DIRECTIVE. Below are some records. Copy every line in them that holds "marker".

[Dataset excerpt]
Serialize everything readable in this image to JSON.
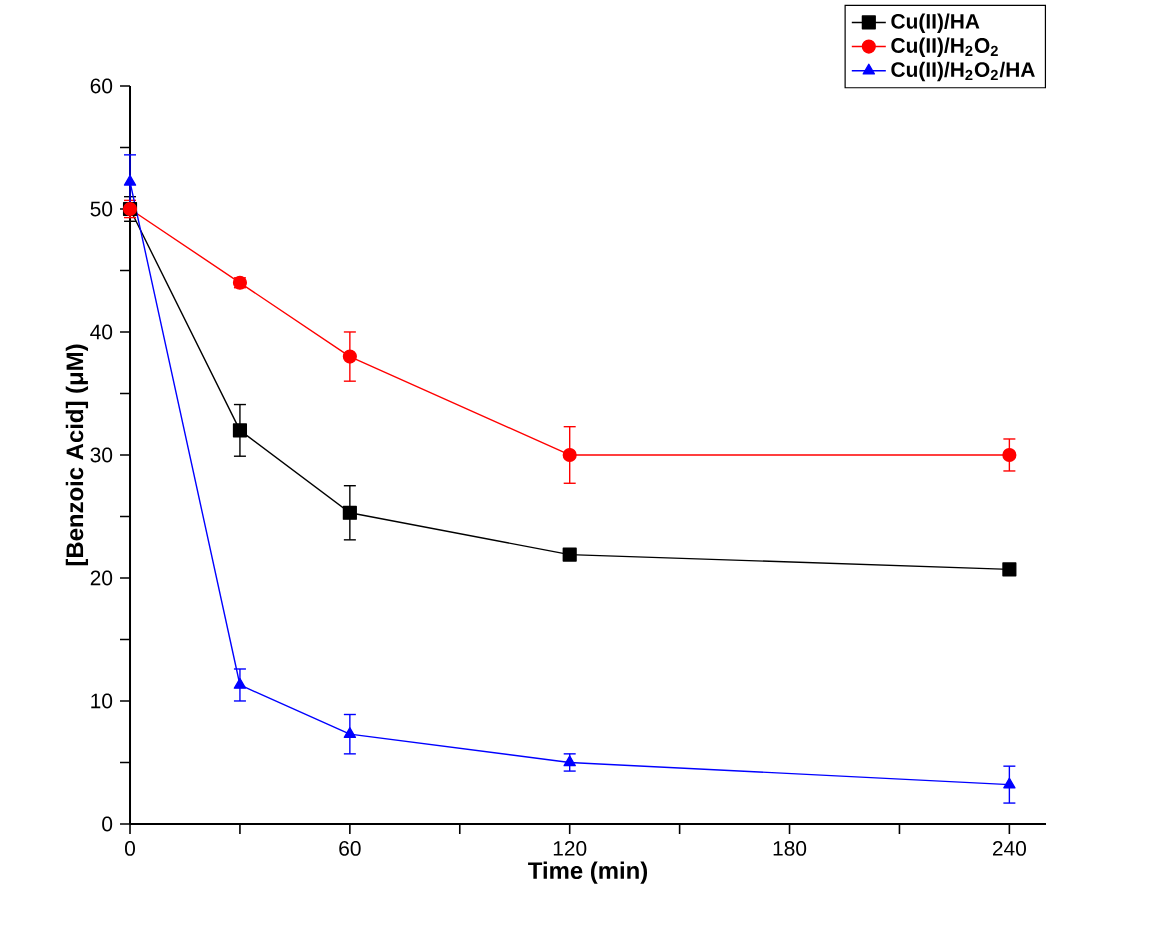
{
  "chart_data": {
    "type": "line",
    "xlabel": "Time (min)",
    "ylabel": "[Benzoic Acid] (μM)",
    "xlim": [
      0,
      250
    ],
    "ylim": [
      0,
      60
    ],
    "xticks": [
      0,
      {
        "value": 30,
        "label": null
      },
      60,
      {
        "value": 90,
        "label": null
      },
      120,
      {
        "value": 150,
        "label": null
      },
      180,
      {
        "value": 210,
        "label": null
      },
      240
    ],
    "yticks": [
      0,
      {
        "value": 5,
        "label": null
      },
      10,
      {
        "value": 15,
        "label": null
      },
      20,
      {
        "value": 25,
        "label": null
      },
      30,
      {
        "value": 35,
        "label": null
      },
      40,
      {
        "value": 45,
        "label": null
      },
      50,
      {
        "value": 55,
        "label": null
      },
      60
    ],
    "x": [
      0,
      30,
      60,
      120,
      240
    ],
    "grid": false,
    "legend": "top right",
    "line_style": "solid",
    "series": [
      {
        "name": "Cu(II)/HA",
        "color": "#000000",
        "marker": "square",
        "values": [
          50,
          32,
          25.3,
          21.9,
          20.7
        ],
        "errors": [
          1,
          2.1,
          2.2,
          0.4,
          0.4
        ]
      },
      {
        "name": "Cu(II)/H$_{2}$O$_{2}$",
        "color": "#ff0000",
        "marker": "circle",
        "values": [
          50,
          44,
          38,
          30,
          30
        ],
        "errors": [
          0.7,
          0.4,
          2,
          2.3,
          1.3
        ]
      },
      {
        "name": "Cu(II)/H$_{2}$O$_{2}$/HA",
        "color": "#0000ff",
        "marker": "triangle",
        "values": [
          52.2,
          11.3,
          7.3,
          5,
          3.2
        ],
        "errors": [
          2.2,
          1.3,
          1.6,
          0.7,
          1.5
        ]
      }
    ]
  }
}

...

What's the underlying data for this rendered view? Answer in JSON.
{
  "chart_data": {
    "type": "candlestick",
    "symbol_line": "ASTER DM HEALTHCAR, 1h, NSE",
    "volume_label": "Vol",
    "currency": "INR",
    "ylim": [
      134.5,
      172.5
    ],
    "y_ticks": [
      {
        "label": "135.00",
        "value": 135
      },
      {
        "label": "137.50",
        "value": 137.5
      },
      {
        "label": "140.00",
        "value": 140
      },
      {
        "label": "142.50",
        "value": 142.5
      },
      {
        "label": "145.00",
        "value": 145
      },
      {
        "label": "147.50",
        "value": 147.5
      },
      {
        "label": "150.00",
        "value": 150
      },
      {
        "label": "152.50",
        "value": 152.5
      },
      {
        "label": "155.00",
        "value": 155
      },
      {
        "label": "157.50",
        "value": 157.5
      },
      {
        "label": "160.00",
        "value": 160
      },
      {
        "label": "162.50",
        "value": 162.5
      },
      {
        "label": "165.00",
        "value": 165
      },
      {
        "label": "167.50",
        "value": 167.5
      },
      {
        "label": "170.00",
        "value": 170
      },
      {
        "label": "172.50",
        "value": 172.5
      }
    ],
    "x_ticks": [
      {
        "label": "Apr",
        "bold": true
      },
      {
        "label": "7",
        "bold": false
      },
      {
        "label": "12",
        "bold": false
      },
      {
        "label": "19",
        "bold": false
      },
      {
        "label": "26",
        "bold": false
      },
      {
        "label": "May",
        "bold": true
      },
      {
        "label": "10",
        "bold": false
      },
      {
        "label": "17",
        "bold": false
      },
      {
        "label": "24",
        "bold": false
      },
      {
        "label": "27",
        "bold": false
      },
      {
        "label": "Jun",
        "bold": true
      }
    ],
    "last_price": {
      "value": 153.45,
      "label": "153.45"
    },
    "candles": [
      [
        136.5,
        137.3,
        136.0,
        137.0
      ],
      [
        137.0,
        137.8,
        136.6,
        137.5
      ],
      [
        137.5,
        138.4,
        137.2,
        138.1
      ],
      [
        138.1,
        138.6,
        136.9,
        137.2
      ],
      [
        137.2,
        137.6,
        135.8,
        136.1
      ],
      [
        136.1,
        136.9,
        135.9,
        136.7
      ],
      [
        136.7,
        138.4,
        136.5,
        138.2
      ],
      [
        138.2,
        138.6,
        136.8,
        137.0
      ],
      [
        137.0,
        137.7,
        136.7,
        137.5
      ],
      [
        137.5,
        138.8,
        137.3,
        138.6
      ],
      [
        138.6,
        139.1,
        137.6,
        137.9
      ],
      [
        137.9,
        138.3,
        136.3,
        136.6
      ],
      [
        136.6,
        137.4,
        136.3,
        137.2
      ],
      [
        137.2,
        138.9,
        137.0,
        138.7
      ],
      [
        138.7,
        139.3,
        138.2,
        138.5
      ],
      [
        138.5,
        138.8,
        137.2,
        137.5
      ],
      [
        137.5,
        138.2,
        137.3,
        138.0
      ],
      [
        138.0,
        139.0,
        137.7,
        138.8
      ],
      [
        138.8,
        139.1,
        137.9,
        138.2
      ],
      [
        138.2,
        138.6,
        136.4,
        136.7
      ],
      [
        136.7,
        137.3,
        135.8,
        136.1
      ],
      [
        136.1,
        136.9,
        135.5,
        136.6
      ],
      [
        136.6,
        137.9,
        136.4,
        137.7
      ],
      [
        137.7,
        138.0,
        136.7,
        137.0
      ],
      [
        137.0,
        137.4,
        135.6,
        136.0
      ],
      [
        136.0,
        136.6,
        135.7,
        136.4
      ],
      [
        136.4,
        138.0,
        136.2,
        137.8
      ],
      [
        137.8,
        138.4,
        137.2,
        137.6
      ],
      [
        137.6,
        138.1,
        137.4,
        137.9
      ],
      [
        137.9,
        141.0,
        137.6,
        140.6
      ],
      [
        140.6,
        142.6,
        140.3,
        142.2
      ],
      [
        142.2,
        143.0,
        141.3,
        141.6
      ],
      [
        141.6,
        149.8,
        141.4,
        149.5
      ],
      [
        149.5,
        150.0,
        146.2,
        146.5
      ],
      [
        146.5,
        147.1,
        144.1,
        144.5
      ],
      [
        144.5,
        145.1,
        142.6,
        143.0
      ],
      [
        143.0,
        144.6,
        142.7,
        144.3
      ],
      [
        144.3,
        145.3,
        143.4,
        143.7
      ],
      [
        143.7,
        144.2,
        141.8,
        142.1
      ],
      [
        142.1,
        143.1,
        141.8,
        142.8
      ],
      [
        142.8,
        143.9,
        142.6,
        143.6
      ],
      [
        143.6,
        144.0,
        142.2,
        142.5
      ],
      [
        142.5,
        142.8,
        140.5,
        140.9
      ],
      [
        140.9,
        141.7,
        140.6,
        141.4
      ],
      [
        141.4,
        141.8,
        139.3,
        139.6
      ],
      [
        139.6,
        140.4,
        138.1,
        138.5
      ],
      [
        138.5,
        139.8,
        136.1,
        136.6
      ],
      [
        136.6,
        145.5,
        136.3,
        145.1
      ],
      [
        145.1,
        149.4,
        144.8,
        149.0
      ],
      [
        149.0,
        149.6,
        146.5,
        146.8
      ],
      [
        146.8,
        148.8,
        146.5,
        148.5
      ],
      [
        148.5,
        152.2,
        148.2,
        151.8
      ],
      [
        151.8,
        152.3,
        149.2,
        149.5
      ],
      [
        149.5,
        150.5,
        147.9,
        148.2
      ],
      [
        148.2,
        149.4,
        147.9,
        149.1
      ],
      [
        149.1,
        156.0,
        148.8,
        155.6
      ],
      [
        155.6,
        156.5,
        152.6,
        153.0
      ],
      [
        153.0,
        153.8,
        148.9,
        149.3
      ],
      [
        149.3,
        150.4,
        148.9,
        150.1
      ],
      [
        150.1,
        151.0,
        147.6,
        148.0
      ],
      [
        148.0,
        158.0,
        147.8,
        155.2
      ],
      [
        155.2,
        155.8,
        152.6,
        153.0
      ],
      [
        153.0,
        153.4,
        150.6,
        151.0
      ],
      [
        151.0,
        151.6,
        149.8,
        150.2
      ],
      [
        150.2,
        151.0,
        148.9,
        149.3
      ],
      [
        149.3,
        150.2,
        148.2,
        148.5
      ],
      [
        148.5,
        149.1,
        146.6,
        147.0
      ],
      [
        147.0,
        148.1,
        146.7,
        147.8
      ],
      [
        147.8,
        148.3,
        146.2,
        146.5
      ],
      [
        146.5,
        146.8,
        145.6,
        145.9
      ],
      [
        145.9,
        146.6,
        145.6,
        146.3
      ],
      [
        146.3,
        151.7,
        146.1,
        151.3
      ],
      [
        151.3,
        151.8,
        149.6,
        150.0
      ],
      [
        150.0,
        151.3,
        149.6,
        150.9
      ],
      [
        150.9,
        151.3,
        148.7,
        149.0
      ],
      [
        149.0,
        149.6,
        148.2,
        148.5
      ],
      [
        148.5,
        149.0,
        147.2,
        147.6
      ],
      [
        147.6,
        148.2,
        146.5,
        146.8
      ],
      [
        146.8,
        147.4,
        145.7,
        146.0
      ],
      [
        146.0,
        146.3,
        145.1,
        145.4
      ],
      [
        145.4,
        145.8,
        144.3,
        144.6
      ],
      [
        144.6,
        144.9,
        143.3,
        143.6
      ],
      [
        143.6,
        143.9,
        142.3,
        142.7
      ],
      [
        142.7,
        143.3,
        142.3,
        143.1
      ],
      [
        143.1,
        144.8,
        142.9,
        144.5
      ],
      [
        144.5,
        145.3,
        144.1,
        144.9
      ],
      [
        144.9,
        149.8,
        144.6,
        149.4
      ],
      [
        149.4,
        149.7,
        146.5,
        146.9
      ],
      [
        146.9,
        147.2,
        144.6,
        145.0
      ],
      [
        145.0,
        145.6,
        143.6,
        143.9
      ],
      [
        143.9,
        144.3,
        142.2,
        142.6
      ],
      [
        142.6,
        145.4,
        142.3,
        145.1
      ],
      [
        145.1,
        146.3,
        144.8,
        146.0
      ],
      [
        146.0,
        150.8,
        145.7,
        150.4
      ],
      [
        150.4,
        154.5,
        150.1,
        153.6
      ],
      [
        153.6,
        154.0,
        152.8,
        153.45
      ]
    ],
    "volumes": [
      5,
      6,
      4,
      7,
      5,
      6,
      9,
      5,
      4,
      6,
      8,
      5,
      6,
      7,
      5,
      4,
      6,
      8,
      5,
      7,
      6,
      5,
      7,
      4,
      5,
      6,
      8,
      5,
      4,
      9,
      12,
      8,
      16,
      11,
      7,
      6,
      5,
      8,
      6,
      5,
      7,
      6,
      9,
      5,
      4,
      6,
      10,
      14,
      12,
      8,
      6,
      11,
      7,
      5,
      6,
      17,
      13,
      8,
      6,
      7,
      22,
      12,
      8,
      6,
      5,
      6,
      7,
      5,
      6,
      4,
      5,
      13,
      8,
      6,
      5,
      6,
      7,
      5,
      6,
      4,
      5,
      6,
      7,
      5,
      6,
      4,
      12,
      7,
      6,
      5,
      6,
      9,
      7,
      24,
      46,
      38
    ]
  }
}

EXPECTED ANSWER.
        "marker": "square",
        "marker": "circle",
        "marker": "triangle",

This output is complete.